◆ AIM OF THE EXERCISE ◆
Copy out every line containing the word "Świętokrzyskiego".

==============================

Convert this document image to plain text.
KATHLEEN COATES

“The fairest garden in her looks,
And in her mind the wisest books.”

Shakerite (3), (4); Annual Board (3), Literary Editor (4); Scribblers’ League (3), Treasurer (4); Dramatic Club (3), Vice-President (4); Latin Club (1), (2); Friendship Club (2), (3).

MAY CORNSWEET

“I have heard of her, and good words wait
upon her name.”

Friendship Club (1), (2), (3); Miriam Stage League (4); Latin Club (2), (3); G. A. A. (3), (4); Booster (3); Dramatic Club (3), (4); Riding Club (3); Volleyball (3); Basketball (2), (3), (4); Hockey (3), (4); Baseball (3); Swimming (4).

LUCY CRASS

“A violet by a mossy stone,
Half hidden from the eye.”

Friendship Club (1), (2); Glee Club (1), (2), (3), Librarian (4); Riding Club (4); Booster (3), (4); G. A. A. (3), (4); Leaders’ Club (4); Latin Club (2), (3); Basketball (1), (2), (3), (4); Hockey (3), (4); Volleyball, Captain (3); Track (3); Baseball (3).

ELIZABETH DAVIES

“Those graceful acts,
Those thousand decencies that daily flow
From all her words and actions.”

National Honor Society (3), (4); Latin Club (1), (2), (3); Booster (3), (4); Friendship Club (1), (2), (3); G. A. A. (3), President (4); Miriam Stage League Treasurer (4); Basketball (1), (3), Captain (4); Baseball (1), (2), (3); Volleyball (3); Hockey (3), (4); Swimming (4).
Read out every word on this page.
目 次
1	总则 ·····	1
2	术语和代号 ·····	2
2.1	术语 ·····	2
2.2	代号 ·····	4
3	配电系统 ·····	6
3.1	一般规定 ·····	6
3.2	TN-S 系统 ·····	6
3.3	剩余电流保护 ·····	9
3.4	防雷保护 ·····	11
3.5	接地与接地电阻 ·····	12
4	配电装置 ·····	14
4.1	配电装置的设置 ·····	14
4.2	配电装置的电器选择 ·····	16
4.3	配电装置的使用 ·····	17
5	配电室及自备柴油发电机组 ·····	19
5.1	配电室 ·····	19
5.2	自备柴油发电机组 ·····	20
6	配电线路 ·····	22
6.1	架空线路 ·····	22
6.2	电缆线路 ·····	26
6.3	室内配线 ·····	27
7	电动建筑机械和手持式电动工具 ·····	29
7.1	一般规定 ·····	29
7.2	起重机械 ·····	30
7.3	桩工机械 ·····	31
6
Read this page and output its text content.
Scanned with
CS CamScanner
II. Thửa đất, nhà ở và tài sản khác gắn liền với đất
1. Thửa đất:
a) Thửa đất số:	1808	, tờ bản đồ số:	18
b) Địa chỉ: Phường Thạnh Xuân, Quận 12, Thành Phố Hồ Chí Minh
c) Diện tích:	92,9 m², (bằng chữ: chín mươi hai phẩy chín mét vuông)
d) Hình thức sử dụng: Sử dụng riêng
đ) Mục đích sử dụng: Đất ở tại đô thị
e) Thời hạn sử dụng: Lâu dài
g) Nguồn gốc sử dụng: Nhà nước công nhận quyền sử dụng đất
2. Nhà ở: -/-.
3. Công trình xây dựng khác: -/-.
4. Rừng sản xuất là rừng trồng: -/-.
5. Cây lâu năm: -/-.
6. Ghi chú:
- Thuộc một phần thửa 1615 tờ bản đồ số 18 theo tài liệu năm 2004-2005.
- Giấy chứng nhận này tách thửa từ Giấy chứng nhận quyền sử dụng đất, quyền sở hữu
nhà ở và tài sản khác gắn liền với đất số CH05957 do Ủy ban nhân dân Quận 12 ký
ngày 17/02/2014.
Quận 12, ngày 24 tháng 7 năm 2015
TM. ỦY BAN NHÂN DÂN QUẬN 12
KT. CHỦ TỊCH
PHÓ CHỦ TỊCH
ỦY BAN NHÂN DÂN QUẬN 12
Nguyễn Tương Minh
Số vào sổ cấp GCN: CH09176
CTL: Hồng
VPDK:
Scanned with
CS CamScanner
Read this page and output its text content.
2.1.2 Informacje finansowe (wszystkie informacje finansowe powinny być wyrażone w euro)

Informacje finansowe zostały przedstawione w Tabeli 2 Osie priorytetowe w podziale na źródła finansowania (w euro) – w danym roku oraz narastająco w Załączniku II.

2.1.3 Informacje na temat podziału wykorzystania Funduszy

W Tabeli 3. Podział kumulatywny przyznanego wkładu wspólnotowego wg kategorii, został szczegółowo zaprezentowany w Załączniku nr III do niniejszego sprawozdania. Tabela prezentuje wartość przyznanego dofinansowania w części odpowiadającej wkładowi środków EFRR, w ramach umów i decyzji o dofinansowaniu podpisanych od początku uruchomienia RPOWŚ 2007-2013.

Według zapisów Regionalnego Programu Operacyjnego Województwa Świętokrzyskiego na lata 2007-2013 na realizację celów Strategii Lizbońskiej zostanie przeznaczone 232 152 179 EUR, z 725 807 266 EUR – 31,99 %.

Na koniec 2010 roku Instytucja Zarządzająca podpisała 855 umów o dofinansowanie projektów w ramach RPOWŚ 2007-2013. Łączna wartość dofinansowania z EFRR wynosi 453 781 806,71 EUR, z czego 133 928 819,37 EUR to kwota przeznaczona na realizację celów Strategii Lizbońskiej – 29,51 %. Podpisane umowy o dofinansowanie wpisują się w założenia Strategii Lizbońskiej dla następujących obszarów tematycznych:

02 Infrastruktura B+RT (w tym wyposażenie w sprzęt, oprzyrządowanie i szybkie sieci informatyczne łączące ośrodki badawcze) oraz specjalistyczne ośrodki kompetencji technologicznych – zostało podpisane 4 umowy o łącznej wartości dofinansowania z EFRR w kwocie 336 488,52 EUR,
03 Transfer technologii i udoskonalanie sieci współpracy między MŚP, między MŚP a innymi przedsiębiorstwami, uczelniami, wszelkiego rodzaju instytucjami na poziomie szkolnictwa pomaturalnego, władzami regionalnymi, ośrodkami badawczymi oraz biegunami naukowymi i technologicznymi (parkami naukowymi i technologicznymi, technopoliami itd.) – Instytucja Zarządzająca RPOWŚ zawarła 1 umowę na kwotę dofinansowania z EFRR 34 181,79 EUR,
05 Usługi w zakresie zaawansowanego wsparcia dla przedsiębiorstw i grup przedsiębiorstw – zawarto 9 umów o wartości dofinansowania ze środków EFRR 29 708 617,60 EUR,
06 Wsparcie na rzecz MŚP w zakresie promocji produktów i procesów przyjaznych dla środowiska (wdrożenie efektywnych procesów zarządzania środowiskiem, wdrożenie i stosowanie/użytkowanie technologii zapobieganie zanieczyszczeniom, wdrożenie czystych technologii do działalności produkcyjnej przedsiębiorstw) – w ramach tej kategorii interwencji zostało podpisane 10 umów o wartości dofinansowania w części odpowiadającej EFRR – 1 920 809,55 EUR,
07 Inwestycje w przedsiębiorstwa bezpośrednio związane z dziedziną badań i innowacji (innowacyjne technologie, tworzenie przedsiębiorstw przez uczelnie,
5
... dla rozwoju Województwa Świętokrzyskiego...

==============================

◆ THE RESPONSE ◆
Według zapisów Regionalnego Programu Operacyjnego Województwa Świętokrzyskiego na lata 2007-2013 na realizację celów Strategii Lizbońskiej zostanie przeznaczone 232 152 179 EUR, z 725 807 266 EUR – 31,99 %.
... dla rozwoju Województwa Świętokrzyskiego...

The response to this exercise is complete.